▸ **Excerpted data**:
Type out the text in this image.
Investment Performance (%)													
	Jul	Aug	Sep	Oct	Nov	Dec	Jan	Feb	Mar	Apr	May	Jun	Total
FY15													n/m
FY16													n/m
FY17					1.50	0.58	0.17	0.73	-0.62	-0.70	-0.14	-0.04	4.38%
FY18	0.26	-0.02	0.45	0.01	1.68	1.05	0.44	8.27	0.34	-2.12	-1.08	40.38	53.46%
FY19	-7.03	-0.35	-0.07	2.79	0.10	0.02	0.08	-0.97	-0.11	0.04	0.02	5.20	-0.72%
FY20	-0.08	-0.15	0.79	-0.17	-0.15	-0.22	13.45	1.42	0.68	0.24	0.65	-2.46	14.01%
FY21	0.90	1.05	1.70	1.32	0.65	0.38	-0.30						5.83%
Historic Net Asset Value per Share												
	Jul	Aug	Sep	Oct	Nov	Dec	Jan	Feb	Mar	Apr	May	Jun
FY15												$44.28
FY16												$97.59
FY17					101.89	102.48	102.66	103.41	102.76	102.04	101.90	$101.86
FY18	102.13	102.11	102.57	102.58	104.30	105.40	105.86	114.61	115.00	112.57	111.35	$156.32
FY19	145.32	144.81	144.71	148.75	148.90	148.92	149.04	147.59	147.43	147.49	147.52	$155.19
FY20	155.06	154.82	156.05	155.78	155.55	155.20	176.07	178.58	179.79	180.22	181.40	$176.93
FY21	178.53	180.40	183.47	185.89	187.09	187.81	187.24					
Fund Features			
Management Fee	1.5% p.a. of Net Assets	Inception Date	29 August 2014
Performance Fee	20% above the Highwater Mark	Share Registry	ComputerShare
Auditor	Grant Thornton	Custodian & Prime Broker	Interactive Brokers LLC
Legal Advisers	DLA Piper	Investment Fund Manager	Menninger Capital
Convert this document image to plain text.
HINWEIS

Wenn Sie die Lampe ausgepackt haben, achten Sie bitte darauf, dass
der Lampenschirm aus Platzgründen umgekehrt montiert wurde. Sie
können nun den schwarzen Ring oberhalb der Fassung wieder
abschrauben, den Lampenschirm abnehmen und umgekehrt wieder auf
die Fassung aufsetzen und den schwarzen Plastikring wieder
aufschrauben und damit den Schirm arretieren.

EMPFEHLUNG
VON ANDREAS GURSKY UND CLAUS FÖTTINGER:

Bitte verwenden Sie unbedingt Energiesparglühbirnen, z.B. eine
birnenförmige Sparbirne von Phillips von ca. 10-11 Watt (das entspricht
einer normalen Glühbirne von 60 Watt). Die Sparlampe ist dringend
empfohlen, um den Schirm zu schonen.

▸ **Goal**:
Write down every line of the data above that includes the string "Investment".

▸ **Solution**:
Investment Performance (%)													
Legal Advisers	DLA Piper	Investment Fund Manager	Menninger Capital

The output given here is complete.